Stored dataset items
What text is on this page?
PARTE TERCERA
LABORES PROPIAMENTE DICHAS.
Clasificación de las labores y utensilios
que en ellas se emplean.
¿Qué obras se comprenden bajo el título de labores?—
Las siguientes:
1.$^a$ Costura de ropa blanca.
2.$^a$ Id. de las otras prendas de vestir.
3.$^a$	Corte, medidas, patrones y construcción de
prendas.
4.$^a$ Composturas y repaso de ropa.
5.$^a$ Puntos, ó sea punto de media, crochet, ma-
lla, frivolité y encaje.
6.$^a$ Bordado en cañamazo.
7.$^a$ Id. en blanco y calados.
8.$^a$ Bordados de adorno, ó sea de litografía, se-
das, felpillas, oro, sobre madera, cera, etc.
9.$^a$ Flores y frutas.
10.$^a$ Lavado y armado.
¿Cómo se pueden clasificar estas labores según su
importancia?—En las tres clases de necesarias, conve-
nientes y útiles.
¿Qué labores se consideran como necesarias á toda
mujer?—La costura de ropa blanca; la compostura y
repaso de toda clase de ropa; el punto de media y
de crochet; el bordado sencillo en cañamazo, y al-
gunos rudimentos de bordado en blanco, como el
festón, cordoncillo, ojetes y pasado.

The exercise ::
Reproduce the data in its entirety, matching each character.

Task result ::
What text is on this page?
PARTE TERCERA
LABORES PROPIAMENTE DICHAS.
Clasificación de las labores y utensilios
que en ellas se emplean.
¿Qué obras se comprenden bajo el título de labores?—
Las siguientes:
1.$^a$ Costura de ropa blanca.
2.$^a$ Id. de las otras prendas de vestir.
3.$^a$	Corte, medidas, patrones y construcción de
prendas.
4.$^a$ Composturas y repaso de ropa.
5.$^a$ Puntos, ó sea punto de media, crochet, ma-
lla, frivolité y encaje.
6.$^a$ Bordado en cañamazo.
7.$^a$ Id. en blanco y calados.
8.$^a$ Bordados de adorno, ó sea de litografía, se-
das, felpillas, oro, sobre madera, cera, etc.
9.$^a$ Flores y frutas.
10.$^a$ Lavado y armado.
¿Cómo se pueden clasificar estas labores según su
importancia?—En las tres clases de necesarias, conve-
nientes y útiles.
¿Qué labores se consideran como necesarias á toda
mujer?—La costura de ropa blanca; la compostura y
repaso de toda clase de ropa; el punto de media y
de crochet; el bordado sencillo en cañamazo, y al-
gunos rudimentos de bordado en blanco, como el
festón, cordoncillo, ojetes y pasado.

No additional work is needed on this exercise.